* start Working data *

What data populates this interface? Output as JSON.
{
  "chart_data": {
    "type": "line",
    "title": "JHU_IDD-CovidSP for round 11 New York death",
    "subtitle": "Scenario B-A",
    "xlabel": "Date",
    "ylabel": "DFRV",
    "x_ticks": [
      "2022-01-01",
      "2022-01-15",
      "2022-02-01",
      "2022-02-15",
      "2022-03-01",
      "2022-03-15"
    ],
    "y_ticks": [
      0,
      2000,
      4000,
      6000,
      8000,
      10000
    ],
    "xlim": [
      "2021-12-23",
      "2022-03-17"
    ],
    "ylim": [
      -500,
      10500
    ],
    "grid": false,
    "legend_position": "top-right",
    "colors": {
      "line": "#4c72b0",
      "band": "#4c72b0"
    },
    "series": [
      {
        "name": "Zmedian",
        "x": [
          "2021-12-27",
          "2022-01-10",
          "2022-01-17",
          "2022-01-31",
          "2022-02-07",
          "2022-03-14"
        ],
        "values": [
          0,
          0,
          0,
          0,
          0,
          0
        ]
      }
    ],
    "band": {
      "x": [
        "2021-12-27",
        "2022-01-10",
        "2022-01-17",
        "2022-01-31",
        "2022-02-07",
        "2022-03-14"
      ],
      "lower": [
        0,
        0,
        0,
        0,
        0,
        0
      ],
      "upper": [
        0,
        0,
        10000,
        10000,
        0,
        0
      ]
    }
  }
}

* end Working data *

● Task to complete: Write out every line from the records above, word for word.

● Reply to the task:
What data populates this interface? Output as JSON.
{
  "chart_data": {
    "type": "line",
    "title": "JHU_IDD-CovidSP for round 11 New York death",
    "subtitle": "Scenario B-A",
    "xlabel": "Date",
    "ylabel": "DFRV",
    "x_ticks": [
      "2022-01-01",
      "2022-01-15",
      "2022-02-01",
      "2022-02-15",
      "2022-03-01",
      "2022-03-15"
    ],
    "y_ticks": [
      0,
      2000,
      4000,
      6000,
      8000,
      10000
    ],
    "xlim": [
      "2021-12-23",
      "2022-03-17"
    ],
    "ylim": [
      -500,
      10500
    ],
    "grid": false,
    "legend_position": "top-right",
    "colors": {
      "line": "#4c72b0",
      "band": "#4c72b0"
    },
    "series": [
      {
        "name": "Zmedian",
        "x": [
          "2021-12-27",
          "2022-01-10",
          "2022-01-17",
          "2022-01-31",
          "2022-02-07",
          "2022-03-14"
        ],
        "values": [
          0,
          0,
          0,
          0,
          0,
          0
        ]
      }
    ],
    "band": {
      "x": [
        "2021-12-27",
        "2022-01-10",
        "2022-01-17",
        "2022-01-31",
        "2022-02-07",
        "2022-03-14"
      ],
      "lower": [
        0,
        0,
        0,
        0,
        0,
        0
      ],
      "upper": [
        0,
        0,
        10000,
        10000,
        0,
        0
      ]
    }
  }
}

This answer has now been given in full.